[What is required]
Every record must be retyped as it stands.

(Stored data entries)
--

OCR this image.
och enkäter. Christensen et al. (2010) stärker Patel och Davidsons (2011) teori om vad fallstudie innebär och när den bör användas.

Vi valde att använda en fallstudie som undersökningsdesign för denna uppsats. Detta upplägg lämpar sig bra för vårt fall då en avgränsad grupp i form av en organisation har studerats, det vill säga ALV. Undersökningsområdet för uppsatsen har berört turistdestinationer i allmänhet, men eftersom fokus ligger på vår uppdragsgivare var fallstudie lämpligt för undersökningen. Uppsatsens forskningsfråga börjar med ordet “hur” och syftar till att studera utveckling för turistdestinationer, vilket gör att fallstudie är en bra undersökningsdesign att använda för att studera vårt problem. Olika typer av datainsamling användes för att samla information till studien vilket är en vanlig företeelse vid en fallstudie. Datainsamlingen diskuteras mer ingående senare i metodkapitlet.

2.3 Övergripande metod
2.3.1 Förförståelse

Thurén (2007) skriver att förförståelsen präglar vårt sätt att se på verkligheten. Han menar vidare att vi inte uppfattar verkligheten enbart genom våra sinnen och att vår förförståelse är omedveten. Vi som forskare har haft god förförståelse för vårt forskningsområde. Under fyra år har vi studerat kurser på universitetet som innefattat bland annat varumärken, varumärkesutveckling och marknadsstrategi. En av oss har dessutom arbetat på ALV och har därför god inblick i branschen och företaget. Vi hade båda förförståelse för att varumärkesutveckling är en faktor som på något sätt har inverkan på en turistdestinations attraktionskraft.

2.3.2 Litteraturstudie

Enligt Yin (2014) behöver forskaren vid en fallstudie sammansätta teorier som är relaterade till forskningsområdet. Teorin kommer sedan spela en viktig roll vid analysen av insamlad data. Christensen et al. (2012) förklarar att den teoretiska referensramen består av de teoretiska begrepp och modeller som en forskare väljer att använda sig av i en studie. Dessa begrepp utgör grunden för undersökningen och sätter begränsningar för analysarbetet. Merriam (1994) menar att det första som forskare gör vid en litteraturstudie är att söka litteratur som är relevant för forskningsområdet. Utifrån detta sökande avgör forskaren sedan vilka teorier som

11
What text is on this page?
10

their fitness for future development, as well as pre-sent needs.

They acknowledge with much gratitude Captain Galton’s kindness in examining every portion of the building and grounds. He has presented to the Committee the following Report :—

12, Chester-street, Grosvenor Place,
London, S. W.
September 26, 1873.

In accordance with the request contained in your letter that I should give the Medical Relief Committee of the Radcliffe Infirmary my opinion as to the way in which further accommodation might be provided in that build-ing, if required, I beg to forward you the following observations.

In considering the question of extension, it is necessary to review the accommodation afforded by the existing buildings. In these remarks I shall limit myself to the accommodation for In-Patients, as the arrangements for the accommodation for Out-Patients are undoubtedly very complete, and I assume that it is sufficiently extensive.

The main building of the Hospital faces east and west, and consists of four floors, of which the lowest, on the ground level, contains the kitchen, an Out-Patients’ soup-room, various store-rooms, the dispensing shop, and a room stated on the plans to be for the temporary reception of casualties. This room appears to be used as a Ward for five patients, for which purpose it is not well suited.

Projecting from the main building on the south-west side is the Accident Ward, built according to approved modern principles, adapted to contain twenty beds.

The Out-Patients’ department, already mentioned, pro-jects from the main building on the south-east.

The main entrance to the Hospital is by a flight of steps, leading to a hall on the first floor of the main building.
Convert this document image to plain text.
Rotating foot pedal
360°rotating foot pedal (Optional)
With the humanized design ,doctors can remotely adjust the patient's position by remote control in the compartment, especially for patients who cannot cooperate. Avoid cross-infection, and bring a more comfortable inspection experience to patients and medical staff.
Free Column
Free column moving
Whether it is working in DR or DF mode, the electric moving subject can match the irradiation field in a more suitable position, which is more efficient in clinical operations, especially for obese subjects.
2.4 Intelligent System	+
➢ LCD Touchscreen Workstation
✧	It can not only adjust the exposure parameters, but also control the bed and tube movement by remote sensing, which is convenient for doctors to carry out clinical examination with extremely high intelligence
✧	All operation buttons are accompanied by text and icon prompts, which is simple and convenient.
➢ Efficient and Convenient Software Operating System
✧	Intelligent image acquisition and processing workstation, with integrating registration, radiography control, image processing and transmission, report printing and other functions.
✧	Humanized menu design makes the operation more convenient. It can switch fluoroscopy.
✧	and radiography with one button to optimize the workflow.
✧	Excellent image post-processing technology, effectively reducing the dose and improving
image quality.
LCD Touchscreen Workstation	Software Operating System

--

[Response to the task]
OCR this image.
och enkäter. Christensen et al. (2010) stärker Patel och Davidsons (2011) teori om vad fallstudie innebär och när den bör användas.

Vi valde att använda en fallstudie som undersökningsdesign för denna uppsats. Detta upplägg lämpar sig bra för vårt fall då en avgränsad grupp i form av en organisation har studerats, det vill säga ALV. Undersökningsområdet för uppsatsen har berört turistdestinationer i allmänhet, men eftersom fokus ligger på vår uppdragsgivare var fallstudie lämpligt för undersökningen. Uppsatsens forskningsfråga börjar med ordet “hur” och syftar till att studera utveckling för turistdestinationer, vilket gör att fallstudie är en bra undersökningsdesign att använda för att studera vårt problem. Olika typer av datainsamling användes för att samla information till studien vilket är en vanlig företeelse vid en fallstudie. Datainsamlingen diskuteras mer ingående senare i metodkapitlet.

2.3 Övergripande metod
2.3.1 Förförståelse

Thurén (2007) skriver att förförståelsen präglar vårt sätt att se på verkligheten. Han menar vidare att vi inte uppfattar verkligheten enbart genom våra sinnen och att vår förförståelse är omedveten. Vi som forskare har haft god förförståelse för vårt forskningsområde. Under fyra år har vi studerat kurser på universitetet som innefattat bland annat varumärken, varumärkesutveckling och marknadsstrategi. En av oss har dessutom arbetat på ALV och har därför god inblick i branschen och företaget. Vi hade båda förförståelse för att varumärkesutveckling är en faktor som på något sätt har inverkan på en turistdestinations attraktionskraft.

2.3.2 Litteraturstudie

Enligt Yin (2014) behöver forskaren vid en fallstudie sammansätta teorier som är relaterade till forskningsområdet. Teorin kommer sedan spela en viktig roll vid analysen av insamlad data. Christensen et al. (2012) förklarar att den teoretiska referensramen består av de teoretiska begrepp och modeller som en forskare väljer att använda sig av i en studie. Dessa begrepp utgör grunden för undersökningen och sätter begränsningar för analysarbetet. Merriam (1994) menar att det första som forskare gör vid en litteraturstudie är att söka litteratur som är relevant för forskningsområdet. Utifrån detta sökande avgör forskaren sedan vilka teorier som

11
What text is on this page?
10

their fitness for future development, as well as pre-sent needs.

They acknowledge with much gratitude Captain Galton’s kindness in examining every portion of the building and grounds. He has presented to the Committee the following Report :—

12, Chester-street, Grosvenor Place,
London, S. W.
September 26, 1873.

In accordance with the request contained in your letter that I should give the Medical Relief Committee of the Radcliffe Infirmary my opinion as to the way in which further accommodation might be provided in that build-ing, if required, I beg to forward you the following observations.

In considering the question of extension, it is necessary to review the accommodation afforded by the existing buildings. In these remarks I shall limit myself to the accommodation for In-Patients, as the arrangements for the accommodation for Out-Patients are undoubtedly very complete, and I assume that it is sufficiently extensive.

The main building of the Hospital faces east and west, and consists of four floors, of which the lowest, on the ground level, contains the kitchen, an Out-Patients’ soup-room, various store-rooms, the dispensing shop, and a room stated on the plans to be for the temporary reception of casualties. This room appears to be used as a Ward for five patients, for which purpose it is not well suited.

Projecting from the main building on the south-west side is the Accident Ward, built according to approved modern principles, adapted to contain twenty beds.

The Out-Patients’ department, already mentioned, pro-jects from the main building on the south-east.

The main entrance to the Hospital is by a flight of steps, leading to a hall on the first floor of the main building.
Convert this document image to plain text.
Rotating foot pedal
360°rotating foot pedal (Optional)
With the humanized design ,doctors can remotely adjust the patient's position by remote control in the compartment, especially for patients who cannot cooperate. Avoid cross-infection, and bring a more comfortable inspection experience to patients and medical staff.
Free Column
Free column moving
Whether it is working in DR or DF mode, the electric moving subject can match the irradiation field in a more suitable position, which is more efficient in clinical operations, especially for obese subjects.
2.4 Intelligent System	+
➢ LCD Touchscreen Workstation
✧	It can not only adjust the exposure parameters, but also control the bed and tube movement by remote sensing, which is convenient for doctors to carry out clinical examination with extremely high intelligence
✧	All operation buttons are accompanied by text and icon prompts, which is simple and convenient.
➢ Efficient and Convenient Software Operating System
✧	Intelligent image acquisition and processing workstation, with integrating registration, radiography control, image processing and transmission, report printing and other functions.
✧	Humanized menu design makes the operation more convenient. It can switch fluoroscopy.
✧	and radiography with one button to optimize the workflow.
✧	Excellent image post-processing technology, effectively reducing the dose and improving
image quality.
LCD Touchscreen Workstation	Software Operating System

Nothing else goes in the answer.